■ Entries from a visual dataset:
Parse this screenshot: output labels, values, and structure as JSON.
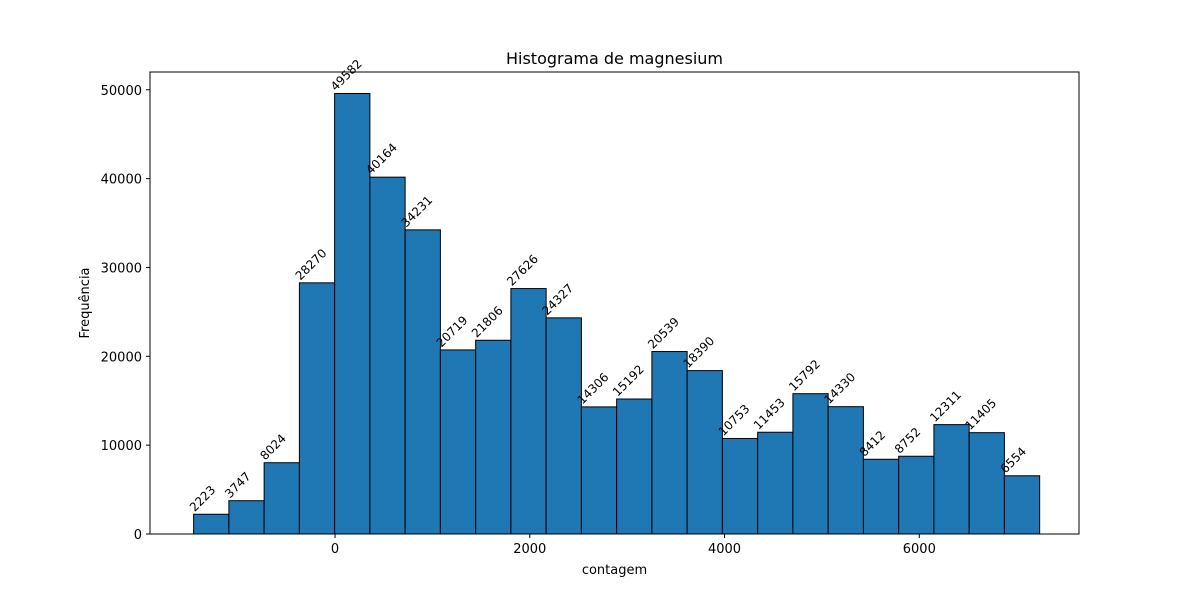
{
  "chart_data": {
    "type": "bar",
    "title": "Histograma de magnesium",
    "xlabel": "contagem",
    "ylabel": "Frequência",
    "bin_edges": [
      -1452,
      -1090,
      -728,
      -366,
      -4,
      358,
      720,
      1082,
      1444,
      1806,
      2168,
      2530,
      2892,
      3254,
      3616,
      3978,
      4340,
      4702,
      5064,
      5426,
      5788,
      6150,
      6512,
      6874,
      7236
    ],
    "values": [
      2223,
      3747,
      8024,
      28270,
      49582,
      40164,
      34231,
      20719,
      21806,
      27626,
      24327,
      14306,
      15192,
      20539,
      18390,
      10753,
      11453,
      15792,
      14330,
      8412,
      8752,
      12311,
      11405,
      6554
    ],
    "xlim": [
      -1900,
      7640
    ],
    "ylim": [
      0,
      52000
    ],
    "x_ticks": [
      0,
      2000,
      4000,
      6000
    ],
    "x_tick_labels": [
      "0",
      "2000",
      "4000",
      "6000"
    ],
    "y_ticks": [
      0,
      10000,
      20000,
      30000,
      40000,
      50000
    ],
    "y_tick_labels": [
      "0",
      "10000",
      "20000",
      "30000",
      "40000",
      "50000"
    ],
    "bar_color": "#1f77b4",
    "edge_color": "#000000",
    "grid": false
  }
}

■ Directive: Repeat the material above word for word and skip every image in it.

■ Answer to this exercise:
Parse this screenshot: output labels, values, and structure as JSON.
{
  "chart_data": {
    "type": "bar",
    "title": "Histograma de magnesium",
    "xlabel": "contagem",
    "ylabel": "Frequência",
    "bin_edges": [
      -1452,
      -1090,
      -728,
      -366,
      -4,
      358,
      720,
      1082,
      1444,
      1806,
      2168,
      2530,
      2892,
      3254,
      3616,
      3978,
      4340,
      4702,
      5064,
      5426,
      5788,
      6150,
      6512,
      6874,
      7236
    ],
    "values": [
      2223,
      3747,
      8024,
      28270,
      49582,
      40164,
      34231,
      20719,
      21806,
      27626,
      24327,
      14306,
      15192,
      20539,
      18390,
      10753,
      11453,
      15792,
      14330,
      8412,
      8752,
      12311,
      11405,
      6554
    ],
    "xlim": [
      -1900,
      7640
    ],
    "ylim": [
      0,
      52000
    ],
    "x_ticks": [
      0,
      2000,
      4000,
      6000
    ],
    "x_tick_labels": [
      "0",
      "2000",
      "4000",
      "6000"
    ],
    "y_ticks": [
      0,
      10000,
      20000,
      30000,
      40000,
      50000
    ],
    "y_tick_labels": [
      "0",
      "10000",
      "20000",
      "30000",
      "40000",
      "50000"
    ],
    "bar_color": "#1f77b4",
    "edge_color": "#000000",
    "grid": false
  }
}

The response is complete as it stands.